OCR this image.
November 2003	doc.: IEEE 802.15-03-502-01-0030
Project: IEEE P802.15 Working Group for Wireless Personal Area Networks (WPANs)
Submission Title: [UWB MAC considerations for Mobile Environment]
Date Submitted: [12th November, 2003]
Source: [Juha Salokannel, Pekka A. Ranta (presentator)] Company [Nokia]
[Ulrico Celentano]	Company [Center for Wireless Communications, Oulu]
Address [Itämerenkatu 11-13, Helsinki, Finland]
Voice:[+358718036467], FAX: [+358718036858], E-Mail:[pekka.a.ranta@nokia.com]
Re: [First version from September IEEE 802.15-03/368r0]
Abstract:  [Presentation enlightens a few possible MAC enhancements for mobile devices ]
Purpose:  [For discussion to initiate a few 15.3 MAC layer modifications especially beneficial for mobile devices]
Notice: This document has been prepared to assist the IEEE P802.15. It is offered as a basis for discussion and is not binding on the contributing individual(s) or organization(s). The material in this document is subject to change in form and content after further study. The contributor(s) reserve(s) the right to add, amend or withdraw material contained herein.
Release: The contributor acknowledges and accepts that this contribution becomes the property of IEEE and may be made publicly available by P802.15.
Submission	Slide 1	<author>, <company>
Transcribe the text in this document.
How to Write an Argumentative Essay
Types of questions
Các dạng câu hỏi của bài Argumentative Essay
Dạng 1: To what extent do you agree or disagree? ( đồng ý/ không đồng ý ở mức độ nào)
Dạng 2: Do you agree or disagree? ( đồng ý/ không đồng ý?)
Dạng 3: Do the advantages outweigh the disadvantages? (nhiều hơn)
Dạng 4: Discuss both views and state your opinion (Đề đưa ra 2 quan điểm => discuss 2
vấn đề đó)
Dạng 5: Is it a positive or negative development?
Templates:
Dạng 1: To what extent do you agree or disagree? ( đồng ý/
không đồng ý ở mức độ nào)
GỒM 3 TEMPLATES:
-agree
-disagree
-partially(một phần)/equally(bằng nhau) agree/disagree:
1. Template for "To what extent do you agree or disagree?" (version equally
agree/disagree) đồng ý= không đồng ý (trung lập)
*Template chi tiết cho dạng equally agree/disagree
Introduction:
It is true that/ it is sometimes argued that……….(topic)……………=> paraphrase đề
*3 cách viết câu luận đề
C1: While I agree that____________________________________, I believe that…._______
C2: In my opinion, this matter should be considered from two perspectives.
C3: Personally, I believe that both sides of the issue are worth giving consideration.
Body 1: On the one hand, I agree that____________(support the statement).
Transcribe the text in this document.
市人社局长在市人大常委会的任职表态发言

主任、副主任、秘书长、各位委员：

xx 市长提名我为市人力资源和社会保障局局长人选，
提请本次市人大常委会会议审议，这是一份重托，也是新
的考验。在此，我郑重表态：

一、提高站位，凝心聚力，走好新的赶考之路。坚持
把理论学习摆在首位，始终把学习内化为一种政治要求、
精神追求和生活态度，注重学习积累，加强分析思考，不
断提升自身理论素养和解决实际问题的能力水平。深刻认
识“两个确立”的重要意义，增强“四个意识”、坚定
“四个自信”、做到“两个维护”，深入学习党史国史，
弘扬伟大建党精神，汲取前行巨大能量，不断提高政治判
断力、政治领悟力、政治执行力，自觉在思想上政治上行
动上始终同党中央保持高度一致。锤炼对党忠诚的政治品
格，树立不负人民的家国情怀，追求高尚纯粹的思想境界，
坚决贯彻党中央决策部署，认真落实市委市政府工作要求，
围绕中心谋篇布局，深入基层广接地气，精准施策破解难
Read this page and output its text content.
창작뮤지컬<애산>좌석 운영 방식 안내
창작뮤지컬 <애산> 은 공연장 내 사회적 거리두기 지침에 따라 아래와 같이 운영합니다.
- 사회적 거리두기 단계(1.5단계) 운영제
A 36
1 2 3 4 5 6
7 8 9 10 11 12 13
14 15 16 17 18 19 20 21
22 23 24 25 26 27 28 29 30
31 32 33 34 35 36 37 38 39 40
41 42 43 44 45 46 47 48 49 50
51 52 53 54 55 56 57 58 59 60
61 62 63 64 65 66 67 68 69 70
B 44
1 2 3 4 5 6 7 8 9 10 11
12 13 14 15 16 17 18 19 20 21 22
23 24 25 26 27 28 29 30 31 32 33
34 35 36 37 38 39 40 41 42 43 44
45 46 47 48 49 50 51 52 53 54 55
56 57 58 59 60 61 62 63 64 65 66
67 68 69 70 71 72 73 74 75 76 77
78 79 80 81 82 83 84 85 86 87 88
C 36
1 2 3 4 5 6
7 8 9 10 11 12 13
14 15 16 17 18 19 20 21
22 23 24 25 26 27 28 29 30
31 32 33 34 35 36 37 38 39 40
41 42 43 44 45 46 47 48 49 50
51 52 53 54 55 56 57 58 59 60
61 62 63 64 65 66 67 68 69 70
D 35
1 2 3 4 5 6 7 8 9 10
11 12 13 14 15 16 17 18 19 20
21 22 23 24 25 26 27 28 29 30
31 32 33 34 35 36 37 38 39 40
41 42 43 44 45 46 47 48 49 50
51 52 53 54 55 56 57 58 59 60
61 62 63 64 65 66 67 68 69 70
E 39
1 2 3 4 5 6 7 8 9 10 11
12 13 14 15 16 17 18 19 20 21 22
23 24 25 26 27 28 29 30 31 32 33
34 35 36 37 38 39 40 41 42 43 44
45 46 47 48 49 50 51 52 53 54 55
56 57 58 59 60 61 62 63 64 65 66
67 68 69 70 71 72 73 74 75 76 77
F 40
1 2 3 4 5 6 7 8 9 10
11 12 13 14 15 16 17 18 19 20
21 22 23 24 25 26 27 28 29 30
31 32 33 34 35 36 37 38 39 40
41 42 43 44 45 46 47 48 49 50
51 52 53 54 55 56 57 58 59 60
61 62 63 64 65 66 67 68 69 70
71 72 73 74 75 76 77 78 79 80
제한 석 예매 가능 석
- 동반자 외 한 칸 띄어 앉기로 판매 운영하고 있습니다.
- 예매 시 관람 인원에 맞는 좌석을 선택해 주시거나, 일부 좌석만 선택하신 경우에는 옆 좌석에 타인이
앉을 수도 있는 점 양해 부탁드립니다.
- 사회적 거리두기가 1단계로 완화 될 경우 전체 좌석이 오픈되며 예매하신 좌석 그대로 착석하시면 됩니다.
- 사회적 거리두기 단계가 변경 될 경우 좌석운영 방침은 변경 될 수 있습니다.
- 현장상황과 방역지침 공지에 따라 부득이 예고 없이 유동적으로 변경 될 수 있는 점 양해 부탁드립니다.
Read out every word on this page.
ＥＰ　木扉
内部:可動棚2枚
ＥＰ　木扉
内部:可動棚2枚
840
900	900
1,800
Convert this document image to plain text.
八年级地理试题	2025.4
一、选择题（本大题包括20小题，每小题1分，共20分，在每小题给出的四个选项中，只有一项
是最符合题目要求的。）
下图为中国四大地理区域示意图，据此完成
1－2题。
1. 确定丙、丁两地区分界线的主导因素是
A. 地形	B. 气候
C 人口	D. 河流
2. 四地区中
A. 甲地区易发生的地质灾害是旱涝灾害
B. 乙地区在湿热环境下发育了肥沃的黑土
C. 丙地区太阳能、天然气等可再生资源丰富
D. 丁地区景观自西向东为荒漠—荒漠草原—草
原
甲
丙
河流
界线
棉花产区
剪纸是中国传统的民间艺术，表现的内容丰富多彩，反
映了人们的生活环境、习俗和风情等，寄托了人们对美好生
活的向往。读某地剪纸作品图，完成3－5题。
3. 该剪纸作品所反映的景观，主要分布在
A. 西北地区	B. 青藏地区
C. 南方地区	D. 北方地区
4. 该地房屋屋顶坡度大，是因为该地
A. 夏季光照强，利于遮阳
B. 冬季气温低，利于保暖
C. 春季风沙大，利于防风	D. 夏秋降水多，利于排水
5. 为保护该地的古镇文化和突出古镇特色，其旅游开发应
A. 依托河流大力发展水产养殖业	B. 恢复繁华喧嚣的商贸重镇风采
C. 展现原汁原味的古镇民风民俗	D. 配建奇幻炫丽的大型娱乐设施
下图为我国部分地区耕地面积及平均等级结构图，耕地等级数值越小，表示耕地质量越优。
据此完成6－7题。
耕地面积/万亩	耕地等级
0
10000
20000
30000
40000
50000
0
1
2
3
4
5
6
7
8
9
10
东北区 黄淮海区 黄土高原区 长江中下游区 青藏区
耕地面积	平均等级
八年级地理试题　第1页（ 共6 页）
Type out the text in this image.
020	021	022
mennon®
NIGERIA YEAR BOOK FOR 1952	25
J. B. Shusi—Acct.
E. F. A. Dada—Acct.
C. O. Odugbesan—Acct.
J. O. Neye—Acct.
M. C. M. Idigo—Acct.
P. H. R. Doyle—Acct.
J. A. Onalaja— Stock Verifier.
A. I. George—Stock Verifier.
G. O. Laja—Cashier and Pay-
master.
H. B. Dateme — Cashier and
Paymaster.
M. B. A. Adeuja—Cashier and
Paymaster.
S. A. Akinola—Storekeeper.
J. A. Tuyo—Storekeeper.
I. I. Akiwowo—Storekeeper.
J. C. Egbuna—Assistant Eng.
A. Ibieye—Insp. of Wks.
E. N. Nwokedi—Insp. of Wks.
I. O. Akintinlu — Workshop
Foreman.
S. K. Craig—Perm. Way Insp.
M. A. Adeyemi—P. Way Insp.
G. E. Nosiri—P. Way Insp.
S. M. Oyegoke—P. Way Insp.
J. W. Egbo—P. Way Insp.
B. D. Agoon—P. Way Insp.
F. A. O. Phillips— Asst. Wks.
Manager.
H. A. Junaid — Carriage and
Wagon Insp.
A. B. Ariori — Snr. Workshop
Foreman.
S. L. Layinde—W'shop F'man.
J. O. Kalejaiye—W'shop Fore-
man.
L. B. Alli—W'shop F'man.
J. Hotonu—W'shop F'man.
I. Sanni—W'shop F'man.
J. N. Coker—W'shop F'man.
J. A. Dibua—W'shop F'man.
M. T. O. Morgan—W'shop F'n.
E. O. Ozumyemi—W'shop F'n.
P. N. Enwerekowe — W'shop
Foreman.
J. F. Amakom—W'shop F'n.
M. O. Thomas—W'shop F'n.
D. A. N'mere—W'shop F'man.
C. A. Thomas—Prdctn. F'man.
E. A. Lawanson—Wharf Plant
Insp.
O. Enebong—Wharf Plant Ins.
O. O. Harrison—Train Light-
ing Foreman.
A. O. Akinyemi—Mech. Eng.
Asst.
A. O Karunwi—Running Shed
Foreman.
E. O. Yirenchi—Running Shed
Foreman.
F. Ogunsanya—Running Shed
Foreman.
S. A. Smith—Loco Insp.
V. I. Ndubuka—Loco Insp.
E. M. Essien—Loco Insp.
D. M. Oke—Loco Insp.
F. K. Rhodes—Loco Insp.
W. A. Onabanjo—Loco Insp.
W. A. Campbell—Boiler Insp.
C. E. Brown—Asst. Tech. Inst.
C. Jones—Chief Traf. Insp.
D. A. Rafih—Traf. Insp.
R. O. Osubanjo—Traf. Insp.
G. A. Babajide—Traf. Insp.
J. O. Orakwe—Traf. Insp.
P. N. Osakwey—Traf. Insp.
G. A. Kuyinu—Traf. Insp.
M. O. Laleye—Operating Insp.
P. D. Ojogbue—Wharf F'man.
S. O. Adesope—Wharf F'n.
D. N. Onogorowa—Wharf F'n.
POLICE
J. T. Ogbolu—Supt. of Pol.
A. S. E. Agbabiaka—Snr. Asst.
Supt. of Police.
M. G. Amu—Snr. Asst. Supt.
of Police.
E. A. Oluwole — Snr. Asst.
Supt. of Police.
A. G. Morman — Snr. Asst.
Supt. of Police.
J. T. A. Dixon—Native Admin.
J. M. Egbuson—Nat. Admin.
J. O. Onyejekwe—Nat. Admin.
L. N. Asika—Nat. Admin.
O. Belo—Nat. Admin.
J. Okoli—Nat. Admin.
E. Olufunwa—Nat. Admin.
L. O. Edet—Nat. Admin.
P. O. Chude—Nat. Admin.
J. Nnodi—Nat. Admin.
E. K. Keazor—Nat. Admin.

###

TASK INSTRUCTIONS: Find the lines containing "devices" and pull them out.

SOLVED EXERCISE:
Abstract:  [Presentation enlightens a few possible MAC enhancements for mobile devices ]
Purpose:  [For discussion to initiate a few 15.3 MAC layer modifications especially beneficial for mobile devices]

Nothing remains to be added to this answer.